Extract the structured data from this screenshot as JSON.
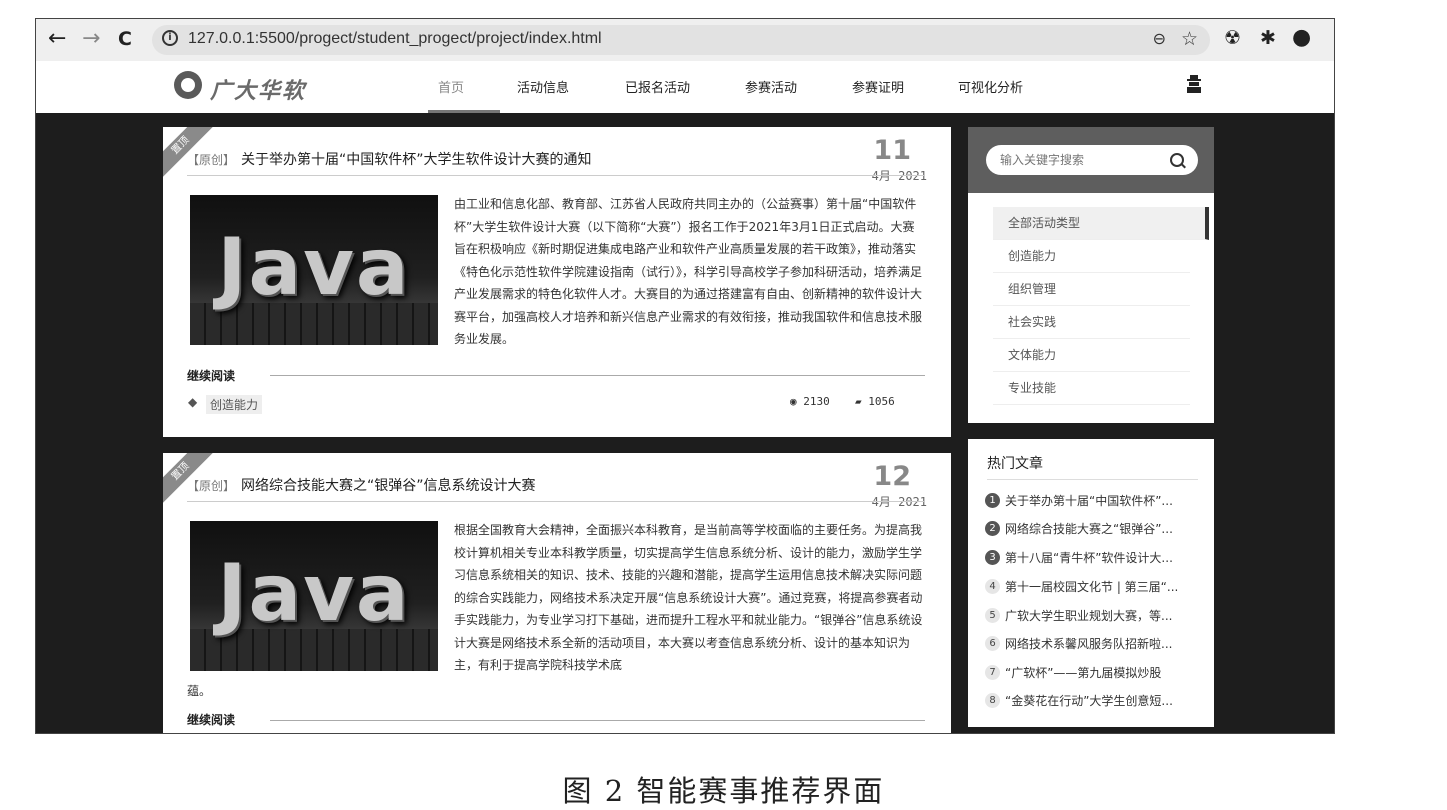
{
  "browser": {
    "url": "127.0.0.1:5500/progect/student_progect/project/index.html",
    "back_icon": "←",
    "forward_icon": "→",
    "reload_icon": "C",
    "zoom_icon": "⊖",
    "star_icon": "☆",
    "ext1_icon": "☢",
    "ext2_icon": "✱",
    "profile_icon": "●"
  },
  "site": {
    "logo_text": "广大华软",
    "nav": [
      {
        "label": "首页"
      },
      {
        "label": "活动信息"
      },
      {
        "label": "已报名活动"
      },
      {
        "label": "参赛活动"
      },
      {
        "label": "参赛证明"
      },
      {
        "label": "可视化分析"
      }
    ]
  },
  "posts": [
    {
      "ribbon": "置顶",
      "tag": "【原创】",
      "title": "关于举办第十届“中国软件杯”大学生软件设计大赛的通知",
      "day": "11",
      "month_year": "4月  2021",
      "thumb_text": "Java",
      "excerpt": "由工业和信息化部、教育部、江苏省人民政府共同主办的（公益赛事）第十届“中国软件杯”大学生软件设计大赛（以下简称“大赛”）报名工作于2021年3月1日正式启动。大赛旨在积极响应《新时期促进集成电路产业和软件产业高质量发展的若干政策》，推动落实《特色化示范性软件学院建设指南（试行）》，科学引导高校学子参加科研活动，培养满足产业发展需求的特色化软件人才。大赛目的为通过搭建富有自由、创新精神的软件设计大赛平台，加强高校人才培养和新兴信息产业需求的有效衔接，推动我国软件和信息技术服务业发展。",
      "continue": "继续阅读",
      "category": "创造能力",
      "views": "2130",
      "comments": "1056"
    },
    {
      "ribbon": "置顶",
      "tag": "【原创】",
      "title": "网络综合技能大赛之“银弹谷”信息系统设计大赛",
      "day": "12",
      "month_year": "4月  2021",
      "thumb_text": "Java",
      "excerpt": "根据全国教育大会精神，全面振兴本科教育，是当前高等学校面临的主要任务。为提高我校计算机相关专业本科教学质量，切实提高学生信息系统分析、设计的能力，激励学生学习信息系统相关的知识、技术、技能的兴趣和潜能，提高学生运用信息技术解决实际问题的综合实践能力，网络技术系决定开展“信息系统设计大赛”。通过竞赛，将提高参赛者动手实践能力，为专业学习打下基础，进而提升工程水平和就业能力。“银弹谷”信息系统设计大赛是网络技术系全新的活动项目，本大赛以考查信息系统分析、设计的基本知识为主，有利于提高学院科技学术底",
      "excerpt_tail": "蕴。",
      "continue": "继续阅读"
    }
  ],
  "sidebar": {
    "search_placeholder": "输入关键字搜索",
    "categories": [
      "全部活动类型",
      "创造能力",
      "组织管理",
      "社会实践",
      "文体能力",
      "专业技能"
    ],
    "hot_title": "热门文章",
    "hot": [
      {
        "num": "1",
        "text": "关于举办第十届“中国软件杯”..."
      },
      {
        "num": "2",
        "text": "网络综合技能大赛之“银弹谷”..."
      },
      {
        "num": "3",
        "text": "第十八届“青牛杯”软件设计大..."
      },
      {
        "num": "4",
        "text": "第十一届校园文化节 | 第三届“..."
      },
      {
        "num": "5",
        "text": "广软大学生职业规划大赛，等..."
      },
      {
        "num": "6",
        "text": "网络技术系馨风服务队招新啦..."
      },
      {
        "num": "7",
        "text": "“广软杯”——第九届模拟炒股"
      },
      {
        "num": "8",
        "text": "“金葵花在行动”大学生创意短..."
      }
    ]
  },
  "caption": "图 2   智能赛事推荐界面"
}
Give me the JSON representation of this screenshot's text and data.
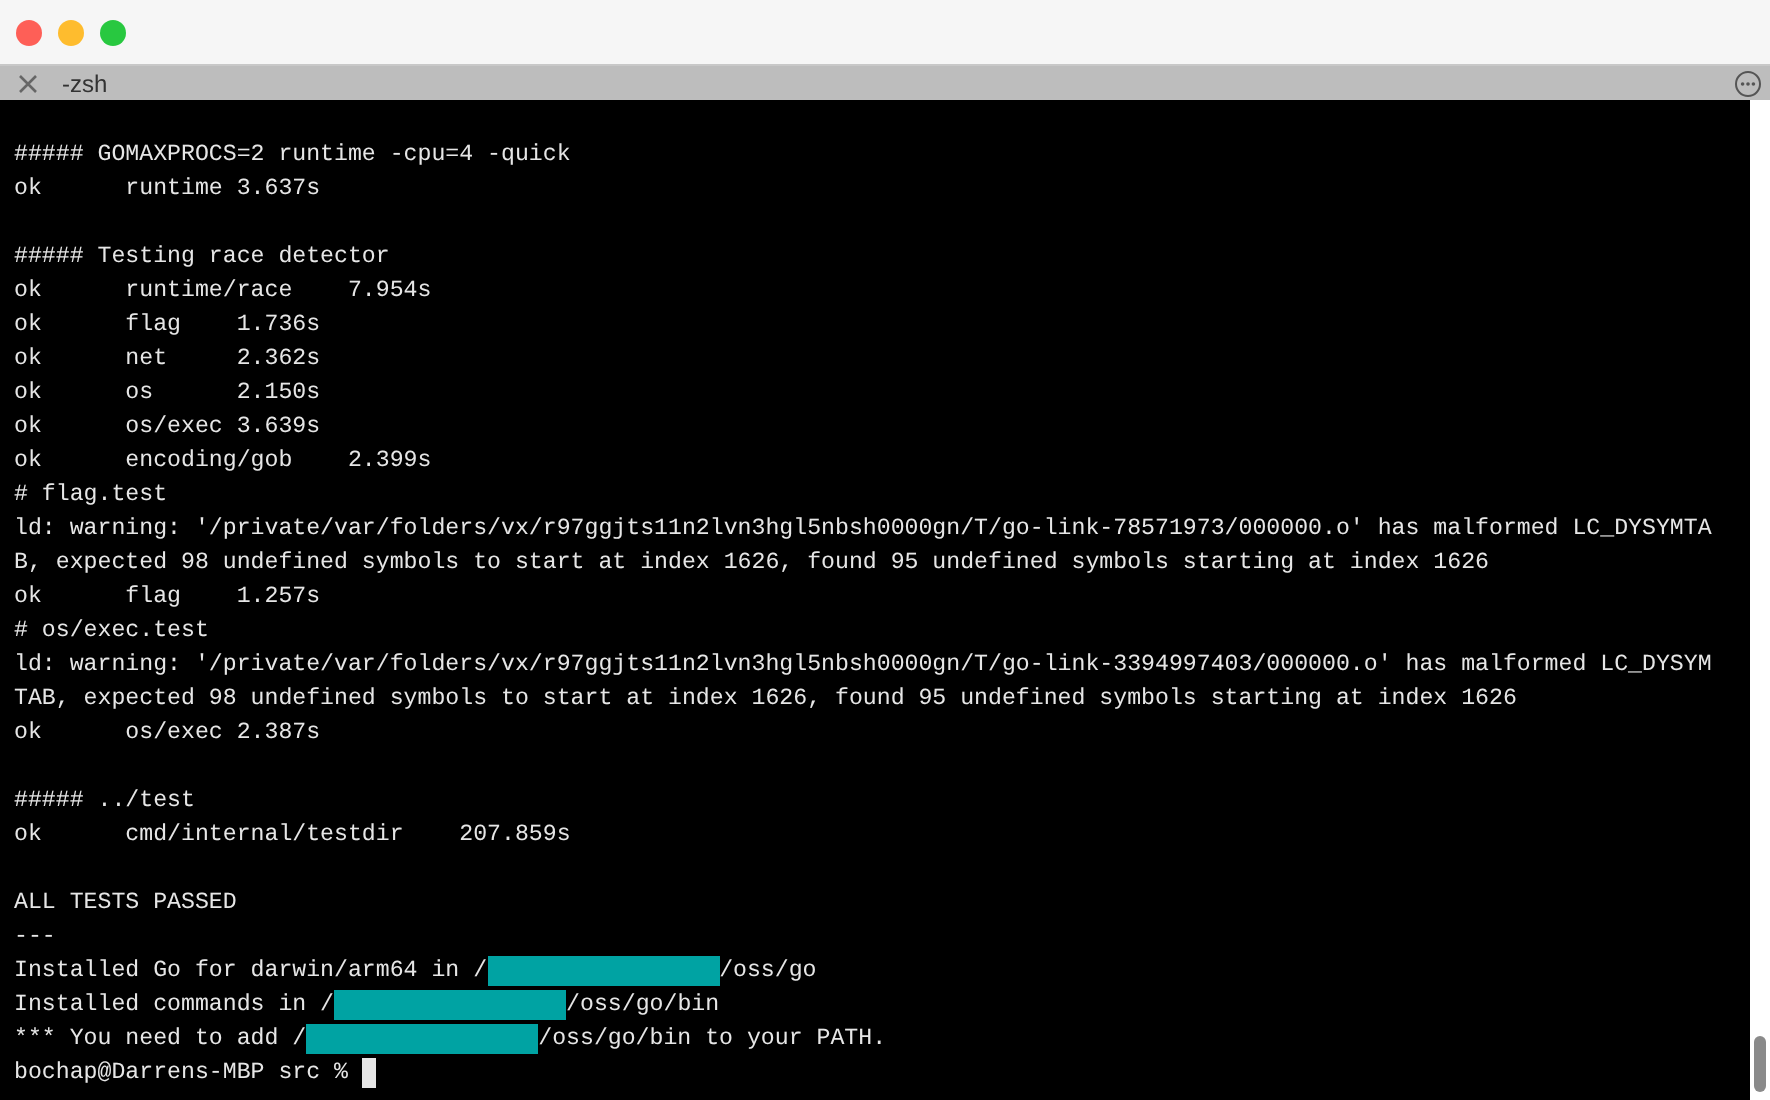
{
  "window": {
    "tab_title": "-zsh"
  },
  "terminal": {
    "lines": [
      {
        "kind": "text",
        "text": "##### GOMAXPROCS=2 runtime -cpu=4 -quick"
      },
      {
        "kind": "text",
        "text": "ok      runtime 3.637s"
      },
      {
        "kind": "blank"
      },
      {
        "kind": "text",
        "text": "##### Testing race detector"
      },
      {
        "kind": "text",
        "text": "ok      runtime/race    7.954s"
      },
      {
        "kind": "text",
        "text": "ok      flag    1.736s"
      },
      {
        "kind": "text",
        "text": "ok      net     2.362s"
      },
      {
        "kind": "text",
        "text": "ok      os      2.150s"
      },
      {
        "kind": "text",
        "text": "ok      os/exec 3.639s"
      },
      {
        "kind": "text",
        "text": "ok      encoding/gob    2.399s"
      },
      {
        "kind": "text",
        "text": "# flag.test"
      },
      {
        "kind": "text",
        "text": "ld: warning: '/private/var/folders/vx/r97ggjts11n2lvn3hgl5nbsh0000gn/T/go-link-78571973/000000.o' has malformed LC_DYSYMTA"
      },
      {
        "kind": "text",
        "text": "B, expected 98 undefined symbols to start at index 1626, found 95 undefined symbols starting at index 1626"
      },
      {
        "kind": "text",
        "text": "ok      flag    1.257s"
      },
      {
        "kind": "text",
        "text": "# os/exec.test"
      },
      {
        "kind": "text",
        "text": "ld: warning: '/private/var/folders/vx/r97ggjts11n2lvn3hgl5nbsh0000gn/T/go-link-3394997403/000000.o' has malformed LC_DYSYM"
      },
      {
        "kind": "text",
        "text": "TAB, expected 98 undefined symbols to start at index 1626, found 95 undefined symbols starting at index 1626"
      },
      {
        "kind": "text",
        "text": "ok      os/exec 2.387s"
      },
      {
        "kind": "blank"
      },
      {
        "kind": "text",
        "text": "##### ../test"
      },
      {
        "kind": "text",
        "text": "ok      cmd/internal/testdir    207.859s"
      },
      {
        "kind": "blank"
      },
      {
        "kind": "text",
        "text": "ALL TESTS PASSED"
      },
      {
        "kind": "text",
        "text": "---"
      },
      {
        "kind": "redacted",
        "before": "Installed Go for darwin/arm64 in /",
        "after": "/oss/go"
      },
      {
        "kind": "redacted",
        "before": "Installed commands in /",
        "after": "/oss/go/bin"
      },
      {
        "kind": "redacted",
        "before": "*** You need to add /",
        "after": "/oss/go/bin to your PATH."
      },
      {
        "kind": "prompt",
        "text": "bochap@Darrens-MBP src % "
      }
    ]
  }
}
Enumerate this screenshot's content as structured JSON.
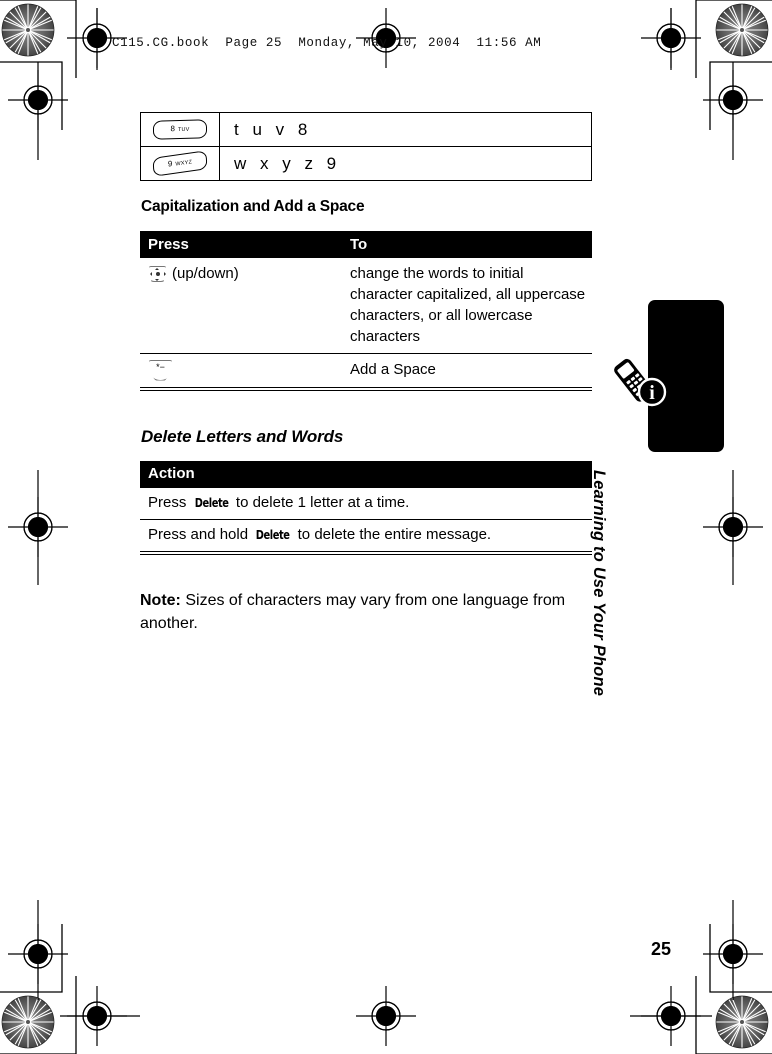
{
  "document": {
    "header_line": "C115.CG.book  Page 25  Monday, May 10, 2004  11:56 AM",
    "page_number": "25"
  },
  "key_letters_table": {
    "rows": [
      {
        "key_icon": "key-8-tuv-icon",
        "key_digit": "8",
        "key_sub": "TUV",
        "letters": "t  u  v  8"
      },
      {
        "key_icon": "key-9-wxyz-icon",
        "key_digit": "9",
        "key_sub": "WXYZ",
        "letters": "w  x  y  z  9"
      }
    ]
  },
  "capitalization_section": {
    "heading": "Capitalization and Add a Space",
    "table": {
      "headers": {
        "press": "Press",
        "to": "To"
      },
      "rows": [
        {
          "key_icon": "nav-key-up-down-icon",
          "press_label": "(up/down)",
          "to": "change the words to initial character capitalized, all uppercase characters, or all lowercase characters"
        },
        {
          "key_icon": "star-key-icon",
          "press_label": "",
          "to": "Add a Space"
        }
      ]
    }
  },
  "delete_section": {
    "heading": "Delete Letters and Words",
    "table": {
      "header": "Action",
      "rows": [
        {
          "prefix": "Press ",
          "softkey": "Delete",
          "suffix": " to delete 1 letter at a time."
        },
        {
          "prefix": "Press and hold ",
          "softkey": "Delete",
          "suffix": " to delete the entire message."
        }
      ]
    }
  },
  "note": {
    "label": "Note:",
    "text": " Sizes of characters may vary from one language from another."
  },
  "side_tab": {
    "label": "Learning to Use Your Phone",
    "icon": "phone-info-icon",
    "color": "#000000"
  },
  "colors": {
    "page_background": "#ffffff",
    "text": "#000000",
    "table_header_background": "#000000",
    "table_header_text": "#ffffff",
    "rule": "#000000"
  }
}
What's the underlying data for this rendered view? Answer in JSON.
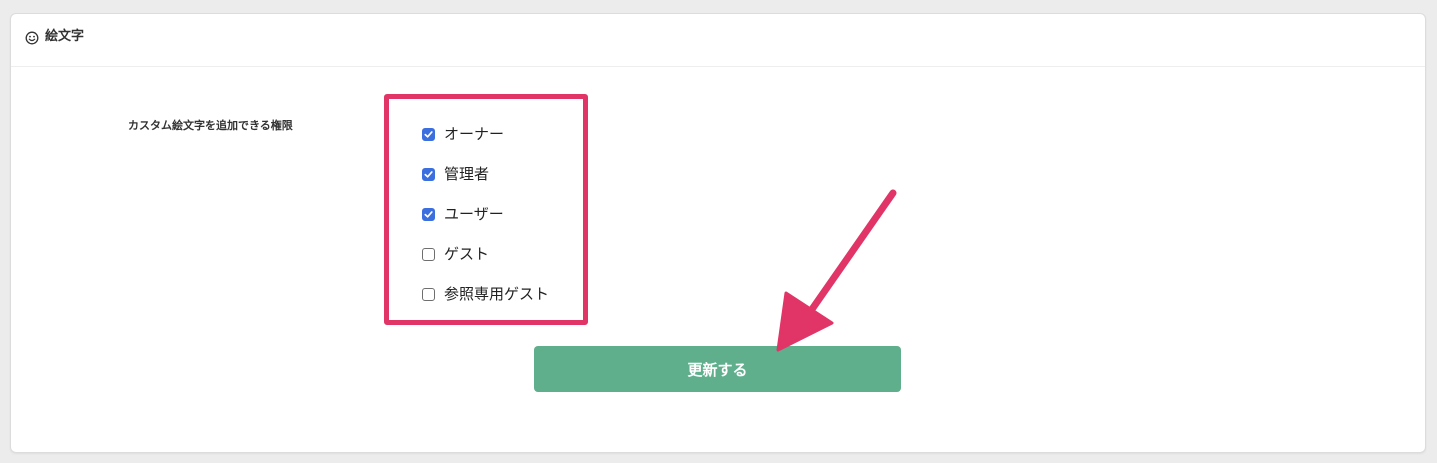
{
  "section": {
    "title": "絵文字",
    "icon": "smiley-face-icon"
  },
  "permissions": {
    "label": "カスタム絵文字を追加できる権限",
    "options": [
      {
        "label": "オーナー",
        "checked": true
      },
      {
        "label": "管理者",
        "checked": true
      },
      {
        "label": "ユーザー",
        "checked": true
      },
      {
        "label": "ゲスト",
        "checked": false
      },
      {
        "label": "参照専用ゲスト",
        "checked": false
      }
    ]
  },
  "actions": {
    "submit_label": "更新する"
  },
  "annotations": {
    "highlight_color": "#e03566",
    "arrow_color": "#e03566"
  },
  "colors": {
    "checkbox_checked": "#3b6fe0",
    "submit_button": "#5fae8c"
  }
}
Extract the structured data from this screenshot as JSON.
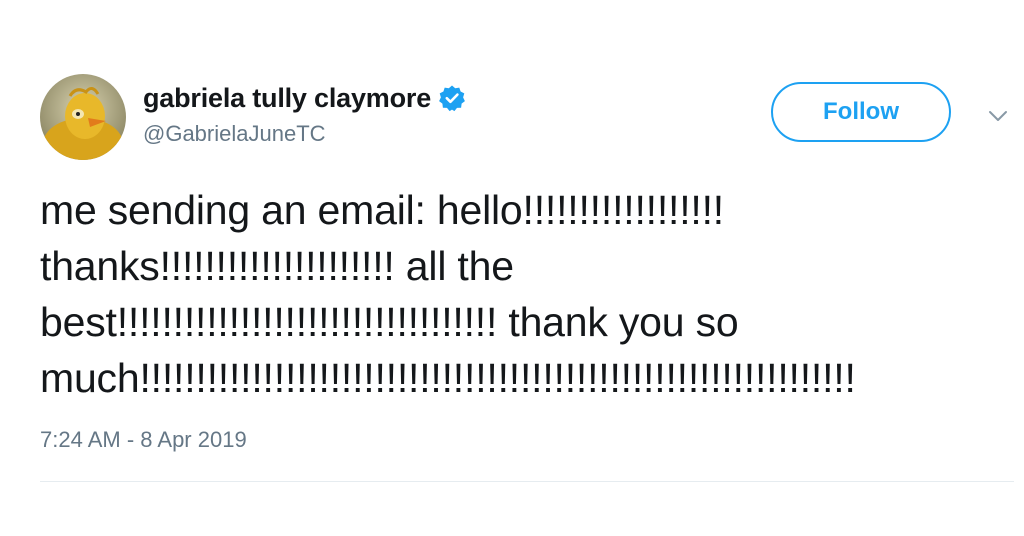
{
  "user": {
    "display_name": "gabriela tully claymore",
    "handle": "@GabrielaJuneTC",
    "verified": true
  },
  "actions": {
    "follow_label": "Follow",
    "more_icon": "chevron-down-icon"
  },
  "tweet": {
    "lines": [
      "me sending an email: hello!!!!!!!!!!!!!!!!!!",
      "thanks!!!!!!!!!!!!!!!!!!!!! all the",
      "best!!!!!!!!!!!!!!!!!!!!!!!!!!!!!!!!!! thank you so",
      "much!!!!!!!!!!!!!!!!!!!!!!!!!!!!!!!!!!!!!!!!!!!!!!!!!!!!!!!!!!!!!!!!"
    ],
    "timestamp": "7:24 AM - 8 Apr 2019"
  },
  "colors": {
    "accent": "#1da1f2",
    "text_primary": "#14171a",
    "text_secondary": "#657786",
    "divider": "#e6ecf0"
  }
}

•••

- Brief
Check each line of the records above for the string "Space", and report every line that has it.

- Reply
    "heading": "Capitalization and Add a Space",
          "to": "Add a Space"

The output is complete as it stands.